==== The records
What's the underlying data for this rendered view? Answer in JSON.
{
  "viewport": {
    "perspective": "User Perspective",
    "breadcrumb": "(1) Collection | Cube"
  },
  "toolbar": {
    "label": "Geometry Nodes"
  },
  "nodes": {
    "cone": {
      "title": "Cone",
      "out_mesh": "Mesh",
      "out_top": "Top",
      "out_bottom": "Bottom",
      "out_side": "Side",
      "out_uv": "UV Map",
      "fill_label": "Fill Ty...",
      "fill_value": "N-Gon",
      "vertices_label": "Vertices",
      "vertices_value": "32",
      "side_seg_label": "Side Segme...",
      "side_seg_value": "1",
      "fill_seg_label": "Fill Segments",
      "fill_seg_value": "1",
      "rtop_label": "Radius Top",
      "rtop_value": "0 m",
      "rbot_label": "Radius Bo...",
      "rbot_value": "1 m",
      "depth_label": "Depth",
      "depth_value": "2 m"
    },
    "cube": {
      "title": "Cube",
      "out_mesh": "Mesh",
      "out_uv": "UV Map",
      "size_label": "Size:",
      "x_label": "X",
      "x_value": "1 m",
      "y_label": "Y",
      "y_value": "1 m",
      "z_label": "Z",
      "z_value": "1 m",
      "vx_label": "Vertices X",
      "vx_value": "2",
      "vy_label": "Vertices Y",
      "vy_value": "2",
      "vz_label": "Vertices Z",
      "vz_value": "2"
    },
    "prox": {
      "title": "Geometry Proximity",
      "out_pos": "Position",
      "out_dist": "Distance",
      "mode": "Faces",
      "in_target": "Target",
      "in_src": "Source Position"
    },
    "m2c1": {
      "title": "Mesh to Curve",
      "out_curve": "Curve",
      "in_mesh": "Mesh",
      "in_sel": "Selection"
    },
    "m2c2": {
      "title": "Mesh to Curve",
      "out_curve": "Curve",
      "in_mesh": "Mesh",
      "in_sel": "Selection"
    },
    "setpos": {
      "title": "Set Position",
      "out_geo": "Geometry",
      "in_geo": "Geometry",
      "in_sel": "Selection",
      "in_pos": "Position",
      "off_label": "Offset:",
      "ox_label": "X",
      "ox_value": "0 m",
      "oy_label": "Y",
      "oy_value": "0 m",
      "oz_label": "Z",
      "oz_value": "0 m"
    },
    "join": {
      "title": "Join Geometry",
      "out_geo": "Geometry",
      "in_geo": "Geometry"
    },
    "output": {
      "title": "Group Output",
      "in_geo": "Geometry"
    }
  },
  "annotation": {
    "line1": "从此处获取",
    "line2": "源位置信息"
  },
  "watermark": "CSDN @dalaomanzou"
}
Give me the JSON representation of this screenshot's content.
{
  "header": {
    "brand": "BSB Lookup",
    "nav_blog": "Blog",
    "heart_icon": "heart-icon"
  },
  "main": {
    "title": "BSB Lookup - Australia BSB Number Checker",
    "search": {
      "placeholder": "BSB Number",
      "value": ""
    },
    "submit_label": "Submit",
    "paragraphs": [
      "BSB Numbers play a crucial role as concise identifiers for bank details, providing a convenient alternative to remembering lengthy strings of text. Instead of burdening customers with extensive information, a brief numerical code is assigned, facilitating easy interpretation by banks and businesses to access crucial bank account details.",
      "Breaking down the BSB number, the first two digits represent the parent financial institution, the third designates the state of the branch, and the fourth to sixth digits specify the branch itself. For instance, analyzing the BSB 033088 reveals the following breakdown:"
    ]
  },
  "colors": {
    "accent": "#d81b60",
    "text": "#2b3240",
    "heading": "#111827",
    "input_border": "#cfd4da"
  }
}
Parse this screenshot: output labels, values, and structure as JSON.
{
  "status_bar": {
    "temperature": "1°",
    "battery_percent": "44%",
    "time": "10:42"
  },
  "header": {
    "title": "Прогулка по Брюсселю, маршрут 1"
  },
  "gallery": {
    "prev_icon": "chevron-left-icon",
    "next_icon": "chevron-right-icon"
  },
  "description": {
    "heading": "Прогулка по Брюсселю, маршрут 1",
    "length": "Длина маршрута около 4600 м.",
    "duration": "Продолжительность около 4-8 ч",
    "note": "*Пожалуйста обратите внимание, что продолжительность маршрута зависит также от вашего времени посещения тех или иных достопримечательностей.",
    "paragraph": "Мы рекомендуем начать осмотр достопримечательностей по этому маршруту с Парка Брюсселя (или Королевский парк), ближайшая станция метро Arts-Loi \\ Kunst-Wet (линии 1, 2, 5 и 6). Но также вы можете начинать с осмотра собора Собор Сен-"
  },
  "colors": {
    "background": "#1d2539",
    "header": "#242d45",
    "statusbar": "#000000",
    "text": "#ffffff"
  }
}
========
__What you will do__
Return the listing above in its exact form.

__Worked solution__
What's the underlying data for this rendered view? Answer in JSON.
{
  "viewport": {
    "perspective": "User Perspective",
    "breadcrumb": "(1) Collection | Cube"
  },
  "toolbar": {
    "label": "Geometry Nodes"
  },
  "nodes": {
    "cone": {
      "title": "Cone",
      "out_mesh": "Mesh",
      "out_top": "Top",
      "out_bottom": "Bottom",
      "out_side": "Side",
      "out_uv": "UV Map",
      "fill_label": "Fill Ty...",
      "fill_value": "N-Gon",
      "vertices_label": "Vertices",
      "vertices_value": "32",
      "side_seg_label": "Side Segme...",
      "side_seg_value": "1",
      "fill_seg_label": "Fill Segments",
      "fill_seg_value": "1",
      "rtop_label": "Radius Top",
      "rtop_value": "0 m",
      "rbot_label": "Radius Bo...",
      "rbot_value": "1 m",
      "depth_label": "Depth",
      "depth_value": "2 m"
    },
    "cube": {
      "title": "Cube",
      "out_mesh": "Mesh",
      "out_uv": "UV Map",
      "size_label": "Size:",
      "x_label": "X",
      "x_value": "1 m",
      "y_label": "Y",
      "y_value": "1 m",
      "z_label": "Z",
      "z_value": "1 m",
      "vx_label": "Vertices X",
      "vx_value": "2",
      "vy_label": "Vertices Y",
      "vy_value": "2",
      "vz_label": "Vertices Z",
      "vz_value": "2"
    },
    "prox": {
      "title": "Geometry Proximity",
      "out_pos": "Position",
      "out_dist": "Distance",
      "mode": "Faces",
      "in_target": "Target",
      "in_src": "Source Position"
    },
    "m2c1": {
      "title": "Mesh to Curve",
      "out_curve": "Curve",
      "in_mesh": "Mesh",
      "in_sel": "Selection"
    },
    "m2c2": {
      "title": "Mesh to Curve",
      "out_curve": "Curve",
      "in_mesh": "Mesh",
      "in_sel": "Selection"
    },
    "setpos": {
      "title": "Set Position",
      "out_geo": "Geometry",
      "in_geo": "Geometry",
      "in_sel": "Selection",
      "in_pos": "Position",
      "off_label": "Offset:",
      "ox_label": "X",
      "ox_value": "0 m",
      "oy_label": "Y",
      "oy_value": "0 m",
      "oz_label": "Z",
      "oz_value": "0 m"
    },
    "join": {
      "title": "Join Geometry",
      "out_geo": "Geometry",
      "in_geo": "Geometry"
    },
    "output": {
      "title": "Group Output",
      "in_geo": "Geometry"
    }
  },
  "annotation": {
    "line1": "从此处获取",
    "line2": "源位置信息"
  },
  "watermark": "CSDN @dalaomanzou"
}
Give me the JSON representation of this screenshot's content.
{
  "header": {
    "brand": "BSB Lookup",
    "nav_blog": "Blog",
    "heart_icon": "heart-icon"
  },
  "main": {
    "title": "BSB Lookup - Australia BSB Number Checker",
    "search": {
      "placeholder": "BSB Number",
      "value": ""
    },
    "submit_label": "Submit",
    "paragraphs": [
      "BSB Numbers play a crucial role as concise identifiers for bank details, providing a convenient alternative to remembering lengthy strings of text. Instead of burdening customers with extensive information, a brief numerical code is assigned, facilitating easy interpretation by banks and businesses to access crucial bank account details.",
      "Breaking down the BSB number, the first two digits represent the parent financial institution, the third designates the state of the branch, and the fourth to sixth digits specify the branch itself. For instance, analyzing the BSB 033088 reveals the following breakdown:"
    ]
  },
  "colors": {
    "accent": "#d81b60",
    "text": "#2b3240",
    "heading": "#111827",
    "input_border": "#cfd4da"
  }
}
Parse this screenshot: output labels, values, and structure as JSON.
{
  "status_bar": {
    "temperature": "1°",
    "battery_percent": "44%",
    "time": "10:42"
  },
  "header": {
    "title": "Прогулка по Брюсселю, маршрут 1"
  },
  "gallery": {
    "prev_icon": "chevron-left-icon",
    "next_icon": "chevron-right-icon"
  },
  "description": {
    "heading": "Прогулка по Брюсселю, маршрут 1",
    "length": "Длина маршрута около 4600 м.",
    "duration": "Продолжительность около 4-8 ч",
    "note": "*Пожалуйста обратите внимание, что продолжительность маршрута зависит также от вашего времени посещения тех или иных достопримечательностей.",
    "paragraph": "Мы рекомендуем начать осмотр достопримечательностей по этому маршруту с Парка Брюсселя (или Королевский парк), ближайшая станция метро Arts-Loi \\ Kunst-Wet (линии 1, 2, 5 и 6). Но также вы можете начинать с осмотра собора Собор Сен-"
  },
  "colors": {
    "background": "#1d2539",
    "header": "#242d45",
    "statusbar": "#000000",
    "text": "#ffffff"
  }
}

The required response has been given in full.